"""

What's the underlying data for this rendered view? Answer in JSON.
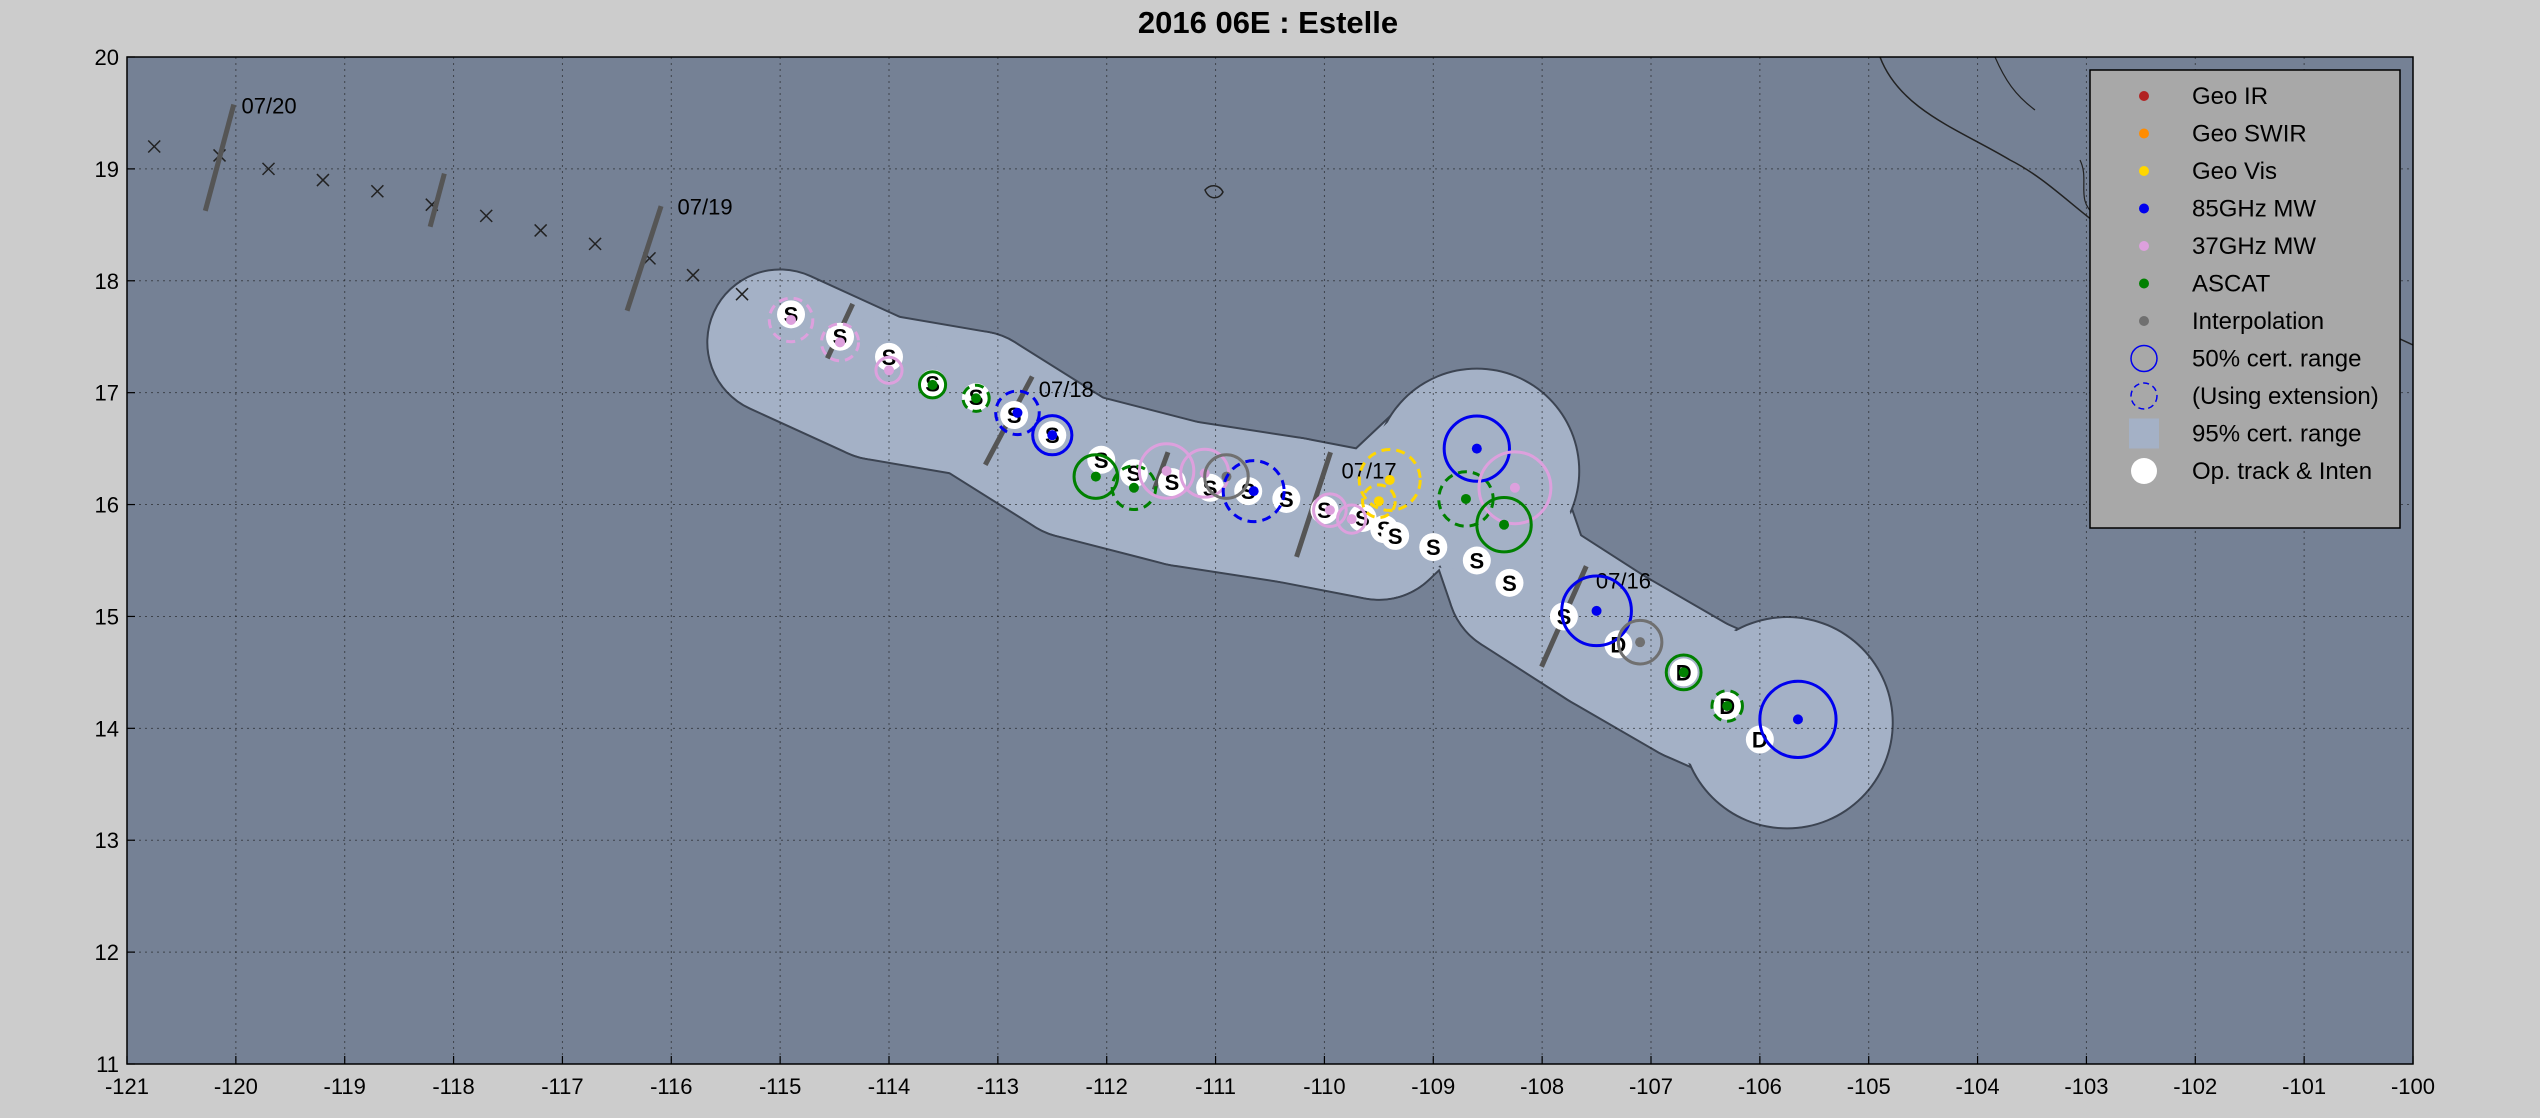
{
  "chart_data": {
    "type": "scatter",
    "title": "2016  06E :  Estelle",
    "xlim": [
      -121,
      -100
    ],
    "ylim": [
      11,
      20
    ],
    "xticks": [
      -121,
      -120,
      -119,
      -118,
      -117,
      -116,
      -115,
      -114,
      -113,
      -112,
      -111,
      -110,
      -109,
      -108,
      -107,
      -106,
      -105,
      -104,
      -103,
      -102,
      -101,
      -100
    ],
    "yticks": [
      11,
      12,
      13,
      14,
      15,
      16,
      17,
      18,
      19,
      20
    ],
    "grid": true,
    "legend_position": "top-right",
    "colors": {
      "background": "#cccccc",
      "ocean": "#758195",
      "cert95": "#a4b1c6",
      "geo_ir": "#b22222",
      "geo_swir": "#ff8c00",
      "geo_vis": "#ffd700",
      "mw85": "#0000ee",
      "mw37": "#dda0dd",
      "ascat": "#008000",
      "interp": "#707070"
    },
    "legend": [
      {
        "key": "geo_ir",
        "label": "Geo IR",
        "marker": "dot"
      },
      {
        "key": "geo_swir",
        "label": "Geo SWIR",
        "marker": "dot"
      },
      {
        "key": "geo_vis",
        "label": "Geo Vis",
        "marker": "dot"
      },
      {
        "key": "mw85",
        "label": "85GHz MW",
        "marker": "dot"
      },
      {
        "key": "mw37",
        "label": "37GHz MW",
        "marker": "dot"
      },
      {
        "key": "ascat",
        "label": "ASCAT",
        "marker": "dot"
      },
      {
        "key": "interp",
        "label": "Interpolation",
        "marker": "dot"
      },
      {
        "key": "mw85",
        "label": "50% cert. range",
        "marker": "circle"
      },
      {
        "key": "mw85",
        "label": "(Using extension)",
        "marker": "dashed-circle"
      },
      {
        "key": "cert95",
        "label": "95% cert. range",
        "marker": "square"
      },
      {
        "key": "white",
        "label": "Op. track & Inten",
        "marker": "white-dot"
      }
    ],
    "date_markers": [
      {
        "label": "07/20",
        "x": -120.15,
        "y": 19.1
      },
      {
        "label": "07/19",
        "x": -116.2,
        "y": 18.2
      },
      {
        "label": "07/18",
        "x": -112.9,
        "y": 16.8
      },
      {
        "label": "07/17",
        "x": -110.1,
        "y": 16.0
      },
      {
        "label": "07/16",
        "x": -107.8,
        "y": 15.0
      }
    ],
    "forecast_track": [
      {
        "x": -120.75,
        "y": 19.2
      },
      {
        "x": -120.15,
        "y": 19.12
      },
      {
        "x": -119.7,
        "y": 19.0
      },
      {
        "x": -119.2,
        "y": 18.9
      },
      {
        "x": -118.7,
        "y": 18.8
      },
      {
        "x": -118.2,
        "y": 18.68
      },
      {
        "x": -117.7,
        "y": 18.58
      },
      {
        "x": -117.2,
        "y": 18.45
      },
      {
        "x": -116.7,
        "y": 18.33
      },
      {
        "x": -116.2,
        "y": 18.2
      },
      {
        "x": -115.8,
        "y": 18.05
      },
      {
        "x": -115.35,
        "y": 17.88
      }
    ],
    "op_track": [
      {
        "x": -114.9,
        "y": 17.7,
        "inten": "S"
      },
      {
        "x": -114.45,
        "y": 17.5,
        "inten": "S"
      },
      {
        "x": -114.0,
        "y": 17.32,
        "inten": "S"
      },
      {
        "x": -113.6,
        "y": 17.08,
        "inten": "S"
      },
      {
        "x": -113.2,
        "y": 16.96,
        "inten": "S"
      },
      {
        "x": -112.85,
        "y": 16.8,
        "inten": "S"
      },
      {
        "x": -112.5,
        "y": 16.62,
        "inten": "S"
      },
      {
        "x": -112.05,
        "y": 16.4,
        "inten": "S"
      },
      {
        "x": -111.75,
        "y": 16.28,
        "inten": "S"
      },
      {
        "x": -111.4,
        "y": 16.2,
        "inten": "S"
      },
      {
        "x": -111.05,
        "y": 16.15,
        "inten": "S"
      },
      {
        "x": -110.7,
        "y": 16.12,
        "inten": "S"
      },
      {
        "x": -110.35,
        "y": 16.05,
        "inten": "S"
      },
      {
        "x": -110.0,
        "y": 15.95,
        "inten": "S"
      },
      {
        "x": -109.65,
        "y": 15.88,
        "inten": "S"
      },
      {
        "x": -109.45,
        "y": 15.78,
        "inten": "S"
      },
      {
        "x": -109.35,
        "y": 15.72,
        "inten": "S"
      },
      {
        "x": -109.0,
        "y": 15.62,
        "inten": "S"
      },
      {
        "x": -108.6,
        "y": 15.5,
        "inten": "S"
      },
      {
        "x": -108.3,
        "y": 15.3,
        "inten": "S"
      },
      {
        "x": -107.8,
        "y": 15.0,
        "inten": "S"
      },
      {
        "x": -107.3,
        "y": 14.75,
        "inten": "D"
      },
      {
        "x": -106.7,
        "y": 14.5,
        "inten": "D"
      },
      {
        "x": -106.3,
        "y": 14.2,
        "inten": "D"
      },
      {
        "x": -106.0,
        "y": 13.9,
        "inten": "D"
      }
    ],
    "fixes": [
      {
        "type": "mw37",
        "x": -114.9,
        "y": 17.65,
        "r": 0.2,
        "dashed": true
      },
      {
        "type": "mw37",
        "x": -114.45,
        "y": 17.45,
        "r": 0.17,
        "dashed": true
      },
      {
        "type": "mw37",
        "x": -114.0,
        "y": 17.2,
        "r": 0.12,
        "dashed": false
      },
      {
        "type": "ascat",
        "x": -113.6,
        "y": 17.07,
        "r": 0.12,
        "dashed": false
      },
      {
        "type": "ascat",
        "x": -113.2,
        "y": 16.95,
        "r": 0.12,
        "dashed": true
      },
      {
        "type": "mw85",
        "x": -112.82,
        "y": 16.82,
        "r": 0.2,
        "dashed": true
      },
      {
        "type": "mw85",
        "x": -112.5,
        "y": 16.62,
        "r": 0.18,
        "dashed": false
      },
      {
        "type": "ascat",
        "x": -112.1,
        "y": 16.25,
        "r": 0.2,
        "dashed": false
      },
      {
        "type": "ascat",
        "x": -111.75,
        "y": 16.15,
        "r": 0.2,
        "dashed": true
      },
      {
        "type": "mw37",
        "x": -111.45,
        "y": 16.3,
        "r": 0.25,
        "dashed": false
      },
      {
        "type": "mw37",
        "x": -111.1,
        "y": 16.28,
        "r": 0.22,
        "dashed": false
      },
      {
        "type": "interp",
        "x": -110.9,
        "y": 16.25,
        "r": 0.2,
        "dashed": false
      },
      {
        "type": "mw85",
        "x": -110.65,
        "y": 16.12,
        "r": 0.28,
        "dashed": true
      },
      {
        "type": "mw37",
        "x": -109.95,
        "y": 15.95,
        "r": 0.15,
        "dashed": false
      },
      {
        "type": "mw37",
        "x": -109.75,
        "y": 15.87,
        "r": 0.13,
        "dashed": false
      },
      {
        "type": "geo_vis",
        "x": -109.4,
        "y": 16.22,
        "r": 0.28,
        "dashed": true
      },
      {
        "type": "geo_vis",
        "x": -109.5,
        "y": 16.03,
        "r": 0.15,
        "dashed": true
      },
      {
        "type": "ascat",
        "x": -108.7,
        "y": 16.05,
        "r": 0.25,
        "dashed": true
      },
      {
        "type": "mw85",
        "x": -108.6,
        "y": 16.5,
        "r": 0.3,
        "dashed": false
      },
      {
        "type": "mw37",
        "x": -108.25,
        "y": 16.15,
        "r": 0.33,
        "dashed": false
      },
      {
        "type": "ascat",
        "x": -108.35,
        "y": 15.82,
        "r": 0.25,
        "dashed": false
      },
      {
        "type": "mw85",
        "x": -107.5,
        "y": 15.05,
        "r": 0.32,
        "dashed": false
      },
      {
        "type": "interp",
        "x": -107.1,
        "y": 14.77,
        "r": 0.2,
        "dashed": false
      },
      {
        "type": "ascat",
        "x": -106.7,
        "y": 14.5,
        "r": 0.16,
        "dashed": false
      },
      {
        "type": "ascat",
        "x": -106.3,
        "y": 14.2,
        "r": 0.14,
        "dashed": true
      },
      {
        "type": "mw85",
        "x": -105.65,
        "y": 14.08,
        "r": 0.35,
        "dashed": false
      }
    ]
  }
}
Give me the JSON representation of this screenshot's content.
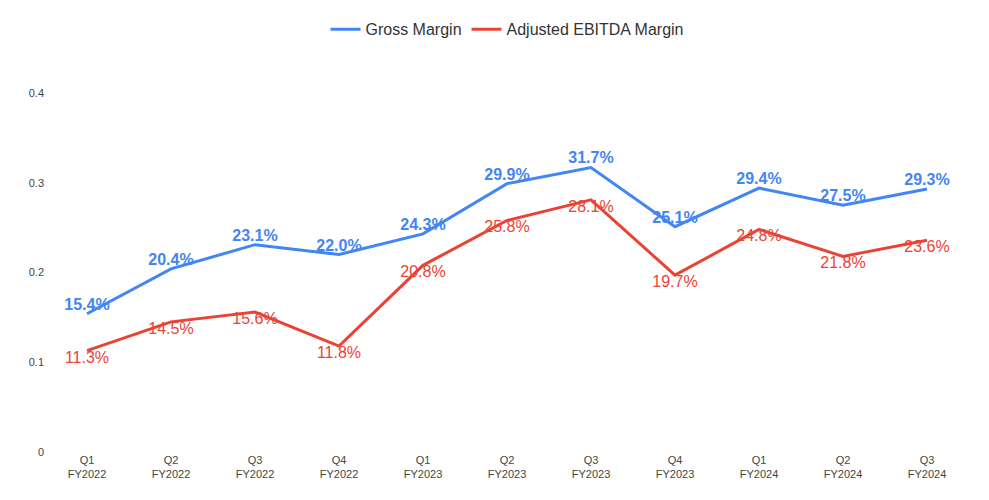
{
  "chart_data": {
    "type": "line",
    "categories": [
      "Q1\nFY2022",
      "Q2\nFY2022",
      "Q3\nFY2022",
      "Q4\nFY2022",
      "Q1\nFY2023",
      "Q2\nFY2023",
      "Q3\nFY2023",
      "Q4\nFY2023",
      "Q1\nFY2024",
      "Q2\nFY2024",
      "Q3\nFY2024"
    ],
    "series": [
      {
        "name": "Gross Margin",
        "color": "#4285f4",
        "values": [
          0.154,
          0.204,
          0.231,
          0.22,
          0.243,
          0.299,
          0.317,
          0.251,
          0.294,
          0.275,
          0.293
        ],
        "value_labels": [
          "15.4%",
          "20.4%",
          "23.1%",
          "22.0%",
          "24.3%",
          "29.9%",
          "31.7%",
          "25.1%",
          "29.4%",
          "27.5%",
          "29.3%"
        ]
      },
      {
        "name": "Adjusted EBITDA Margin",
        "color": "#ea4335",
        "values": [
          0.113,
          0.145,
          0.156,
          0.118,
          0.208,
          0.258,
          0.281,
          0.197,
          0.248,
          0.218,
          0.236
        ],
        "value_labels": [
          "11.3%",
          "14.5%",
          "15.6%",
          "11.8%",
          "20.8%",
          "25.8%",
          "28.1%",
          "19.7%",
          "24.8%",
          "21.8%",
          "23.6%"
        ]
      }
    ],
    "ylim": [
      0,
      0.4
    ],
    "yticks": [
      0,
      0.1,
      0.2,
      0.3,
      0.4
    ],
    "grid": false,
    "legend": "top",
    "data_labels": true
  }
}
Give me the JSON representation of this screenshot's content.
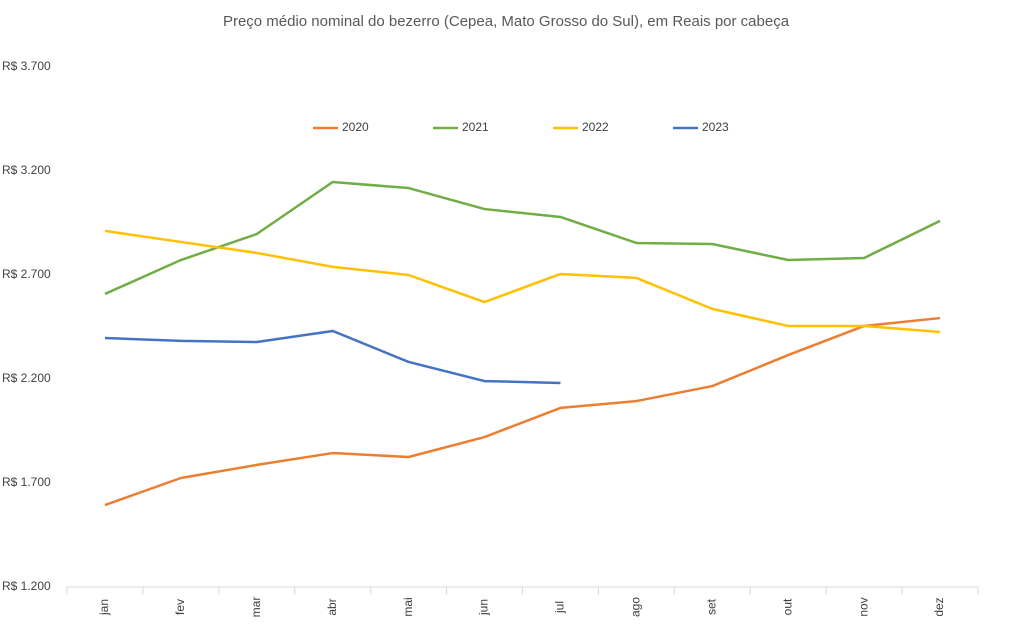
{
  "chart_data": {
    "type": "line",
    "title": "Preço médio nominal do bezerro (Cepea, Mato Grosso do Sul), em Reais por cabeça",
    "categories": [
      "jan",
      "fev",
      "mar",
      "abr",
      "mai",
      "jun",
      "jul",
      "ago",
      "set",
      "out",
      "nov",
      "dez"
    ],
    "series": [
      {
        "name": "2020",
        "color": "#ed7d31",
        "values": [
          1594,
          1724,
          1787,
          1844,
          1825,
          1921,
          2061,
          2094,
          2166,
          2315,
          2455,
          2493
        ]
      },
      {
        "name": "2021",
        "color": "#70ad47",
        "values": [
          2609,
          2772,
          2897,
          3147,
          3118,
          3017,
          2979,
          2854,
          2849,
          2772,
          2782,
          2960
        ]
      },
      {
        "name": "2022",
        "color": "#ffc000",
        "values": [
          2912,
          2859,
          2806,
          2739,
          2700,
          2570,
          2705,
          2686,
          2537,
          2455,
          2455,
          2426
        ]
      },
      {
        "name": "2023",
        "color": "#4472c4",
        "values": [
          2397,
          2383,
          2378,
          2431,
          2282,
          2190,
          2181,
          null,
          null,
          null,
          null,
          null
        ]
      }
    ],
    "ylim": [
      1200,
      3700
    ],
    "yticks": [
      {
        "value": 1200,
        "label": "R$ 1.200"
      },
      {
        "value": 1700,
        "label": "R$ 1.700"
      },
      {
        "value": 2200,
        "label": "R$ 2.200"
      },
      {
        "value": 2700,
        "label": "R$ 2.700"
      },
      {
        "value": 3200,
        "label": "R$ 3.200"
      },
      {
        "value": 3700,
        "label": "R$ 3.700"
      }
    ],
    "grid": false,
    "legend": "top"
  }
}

"""

__Problem statement__. Copy, from the material, each line that holds the string "title".

__Solution to this exercise__.
    "title": "2016  06E :  Estelle",
    "title": "Preço médio nominal do bezerro (Cepea, Mato Grosso do Sul), em Reais por cabeça",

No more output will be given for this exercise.